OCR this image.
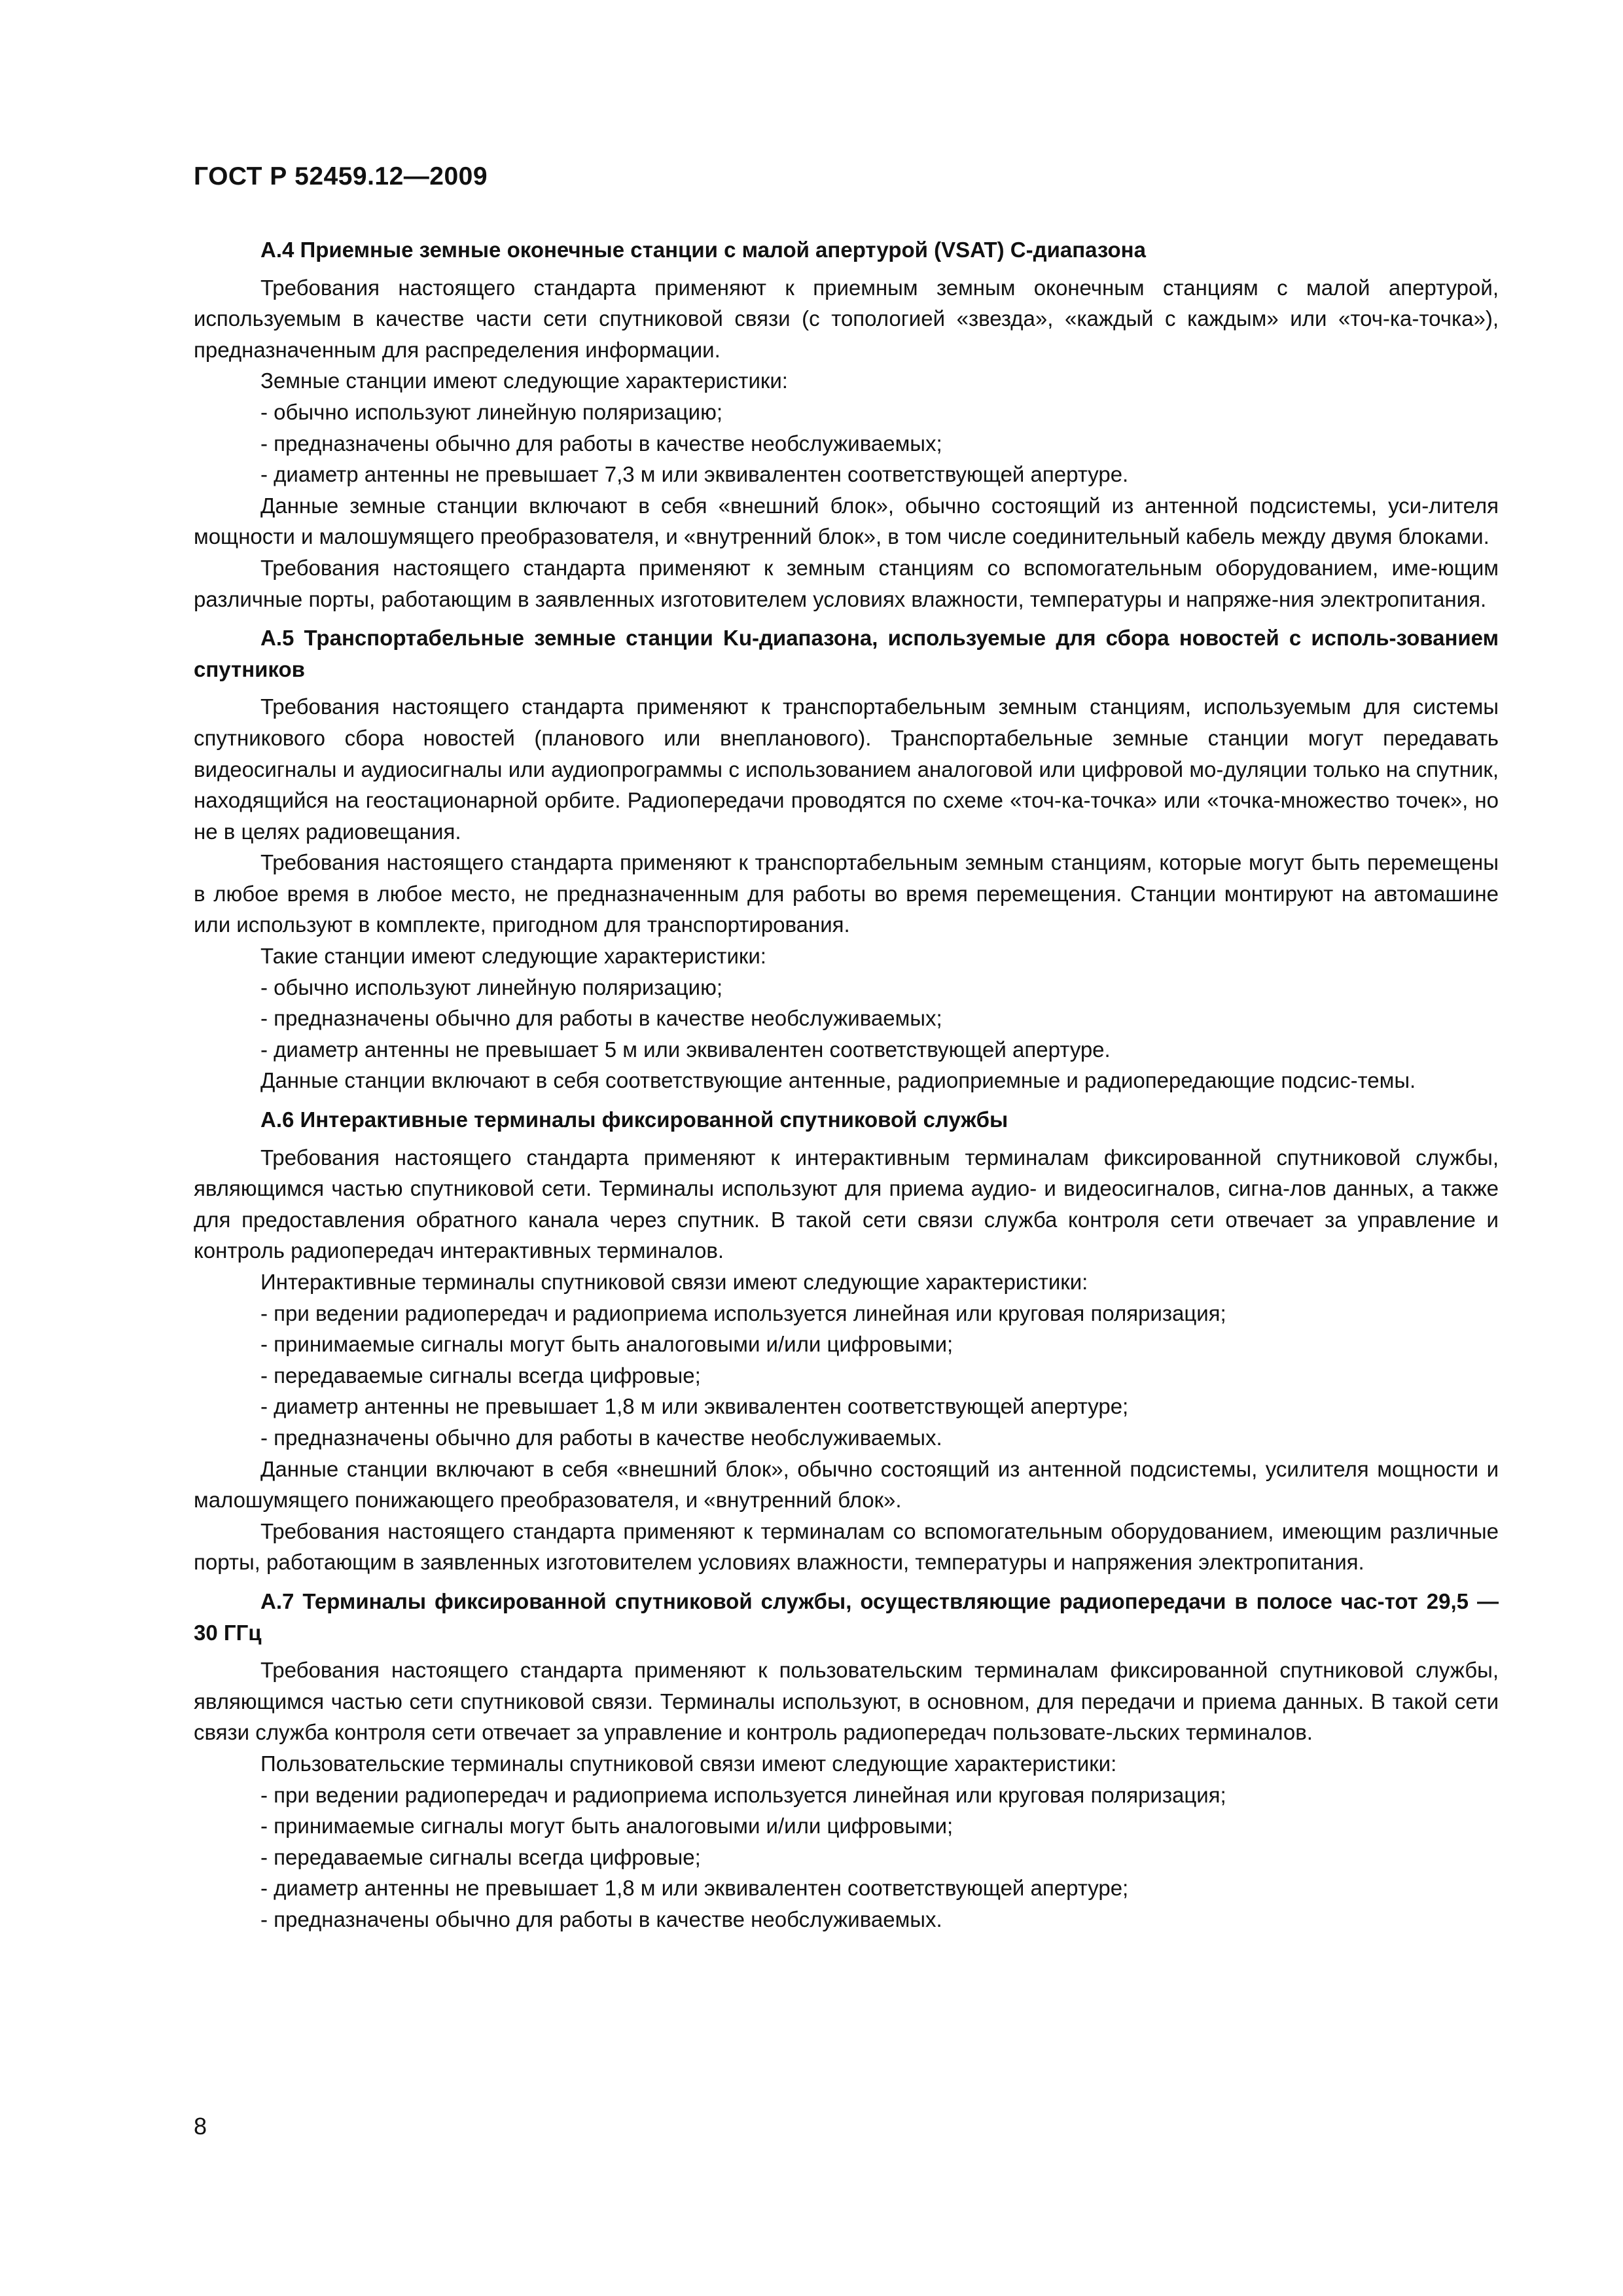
ГОСТ Р 52459.12—2009

А.4 Приемные земные оконечные станции с малой апертурой (VSAT) С-диапазона

Требования настоящего стандарта применяют к приемным земным оконечным станциям с малой апертурой, используемым в качестве части сети спутниковой связи (с топологией «звезда», «каждый с каждым» или «точ-ка-точка»), предназначенным для распределения информации.

Земные станции имеют следующие характеристики:

- обычно используют линейную поляризацию;

- предназначены обычно для работы в качестве необслуживаемых;

- диаметр антенны не превышает 7,3 м или эквивалентен соответствующей апертуре.

Данные земные станции включают в себя «внешний блок», обычно состоящий из антенной подсистемы, уси-лителя мощности и малошумящего преобразователя, и «внутренний блок», в том числе соединительный кабель между двумя блоками.

Требования настоящего стандарта применяют к земным станциям со вспомогательным оборудованием, име-ющим различные порты, работающим в заявленных изготовителем условиях влажности, температуры и напряже-ния электропитания.

А.5 Транспортабельные земные станции Ku-диапазона, используемые для сбора новостей с исполь-зованием спутников

Требования настоящего стандарта применяют к транспортабельным земным станциям, используемым для системы спутникового сбора новостей (планового или внепланового). Транспортабельные земные станции могут передавать видеосигналы и аудиосигналы или аудиопрограммы с использованием аналоговой или цифровой мо-дуляции только на спутник, находящийся на геостационарной орбите. Радиопередачи проводятся по схеме «точ-ка-точка» или «точка-множество точек», но не в целях радиовещания.

Требования настоящего стандарта применяют к транспортабельным земным станциям, которые могут быть перемещены в любое время в любое место, не предназначенным для работы во время перемещения. Станции монтируют на автомашине или используют в комплекте, пригодном для транспортирования.

Такие станции имеют следующие характеристики:

- обычно используют линейную поляризацию;

- предназначены обычно для работы в качестве необслуживаемых;

- диаметр антенны не превышает 5 м или эквивалентен соответствующей апертуре.

Данные станции включают в себя соответствующие антенные, радиоприемные и радиопередающие подсис-темы.

А.6 Интерактивные терминалы фиксированной спутниковой службы

Требования настоящего стандарта применяют к интерактивным терминалам фиксированной спутниковой службы, являющимся частью спутниковой сети. Терминалы используют для приема аудио- и видеосигналов, сигна-лов данных, а также для предоставления обратного канала через спутник. В такой сети связи служба контроля сети отвечает за управление и контроль радиопередач интерактивных терминалов.

Интерактивные терминалы спутниковой связи имеют следующие характеристики:

- при ведении радиопередач и радиоприема используется линейная или круговая поляризация;

- принимаемые сигналы могут быть аналоговыми и/или цифровыми;

- передаваемые сигналы всегда цифровые;

- диаметр антенны не превышает 1,8 м или эквивалентен соответствующей апертуре;

- предназначены обычно для работы в качестве необслуживаемых.

Данные станции включают в себя «внешний блок», обычно состоящий из антенной подсистемы, усилителя мощности и малошумящего понижающего преобразователя, и «внутренний блок».

Требования настоящего стандарта применяют к терминалам со вспомогательным оборудованием, имеющим различные порты, работающим в заявленных изготовителем условиях влажности, температуры и напряжения электропитания.

А.7 Терминалы фиксированной спутниковой службы, осуществляющие радиопередачи в полосе час-тот 29,5 — 30 ГГц

Требования настоящего стандарта применяют к пользовательским терминалам фиксированной спутниковой службы, являющимся частью сети спутниковой связи. Терминалы используют, в основном, для передачи и приема данных. В такой сети связи служба контроля сети отвечает за управление и контроль радиопередач пользовате-льских терминалов.

Пользовательские терминалы спутниковой связи имеют следующие характеристики:

- при ведении радиопередач и радиоприема используется линейная или круговая поляризация;

- принимаемые сигналы могут быть аналоговыми и/или цифровыми;

- передаваемые сигналы всегда цифровые;

- диаметр антенны не превышает 1,8 м или эквивалентен соответствующей апертуре;

- предназначены обычно для работы в качестве необслуживаемых.

8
· · · · ·
Exercise instructions
Repeat the data exactly, without the pictures.

Answer to the task
OCR this image.
ГОСТ Р 52459.12—2009

А.4 Приемные земные оконечные станции с малой апертурой (VSAT) С-диапазона

Требования настоящего стандарта применяют к приемным земным оконечным станциям с малой апертурой, используемым в качестве части сети спутниковой связи (с топологией «звезда», «каждый с каждым» или «точ-ка-точка»), предназначенным для распределения информации.

Земные станции имеют следующие характеристики:

- обычно используют линейную поляризацию;

- предназначены обычно для работы в качестве необслуживаемых;

- диаметр антенны не превышает 7,3 м или эквивалентен соответствующей апертуре.

Данные земные станции включают в себя «внешний блок», обычно состоящий из антенной подсистемы, уси-лителя мощности и малошумящего преобразователя, и «внутренний блок», в том числе соединительный кабель между двумя блоками.

Требования настоящего стандарта применяют к земным станциям со вспомогательным оборудованием, име-ющим различные порты, работающим в заявленных изготовителем условиях влажности, температуры и напряже-ния электропитания.

А.5 Транспортабельные земные станции Ku-диапазона, используемые для сбора новостей с исполь-зованием спутников

Требования настоящего стандарта применяют к транспортабельным земным станциям, используемым для системы спутникового сбора новостей (планового или внепланового). Транспортабельные земные станции могут передавать видеосигналы и аудиосигналы или аудиопрограммы с использованием аналоговой или цифровой мо-дуляции только на спутник, находящийся на геостационарной орбите. Радиопередачи проводятся по схеме «точ-ка-точка» или «точка-множество точек», но не в целях радиовещания.

Требования настоящего стандарта применяют к транспортабельным земным станциям, которые могут быть перемещены в любое время в любое место, не предназначенным для работы во время перемещения. Станции монтируют на автомашине или используют в комплекте, пригодном для транспортирования.

Такие станции имеют следующие характеристики:

- обычно используют линейную поляризацию;

- предназначены обычно для работы в качестве необслуживаемых;

- диаметр антенны не превышает 5 м или эквивалентен соответствующей апертуре.

Данные станции включают в себя соответствующие антенные, радиоприемные и радиопередающие подсис-темы.

А.6 Интерактивные терминалы фиксированной спутниковой службы

Требования настоящего стандарта применяют к интерактивным терминалам фиксированной спутниковой службы, являющимся частью спутниковой сети. Терминалы используют для приема аудио- и видеосигналов, сигна-лов данных, а также для предоставления обратного канала через спутник. В такой сети связи служба контроля сети отвечает за управление и контроль радиопередач интерактивных терминалов.

Интерактивные терминалы спутниковой связи имеют следующие характеристики:

- при ведении радиопередач и радиоприема используется линейная или круговая поляризация;

- принимаемые сигналы могут быть аналоговыми и/или цифровыми;

- передаваемые сигналы всегда цифровые;

- диаметр антенны не превышает 1,8 м или эквивалентен соответствующей апертуре;

- предназначены обычно для работы в качестве необслуживаемых.

Данные станции включают в себя «внешний блок», обычно состоящий из антенной подсистемы, усилителя мощности и малошумящего понижающего преобразователя, и «внутренний блок».

Требования настоящего стандарта применяют к терминалам со вспомогательным оборудованием, имеющим различные порты, работающим в заявленных изготовителем условиях влажности, температуры и напряжения электропитания.

А.7 Терминалы фиксированной спутниковой службы, осуществляющие радиопередачи в полосе час-тот 29,5 — 30 ГГц

Требования настоящего стандарта применяют к пользовательским терминалам фиксированной спутниковой службы, являющимся частью сети спутниковой связи. Терминалы используют, в основном, для передачи и приема данных. В такой сети связи служба контроля сети отвечает за управление и контроль радиопередач пользовате-льских терминалов.

Пользовательские терминалы спутниковой связи имеют следующие характеристики:

- при ведении радиопередач и радиоприема используется линейная или круговая поляризация;

- принимаемые сигналы могут быть аналоговыми и/или цифровыми;

- передаваемые сигналы всегда цифровые;

- диаметр антенны не превышает 1,8 м или эквивалентен соответствующей апертуре;

- предназначены обычно для работы в качестве необслуживаемых.

8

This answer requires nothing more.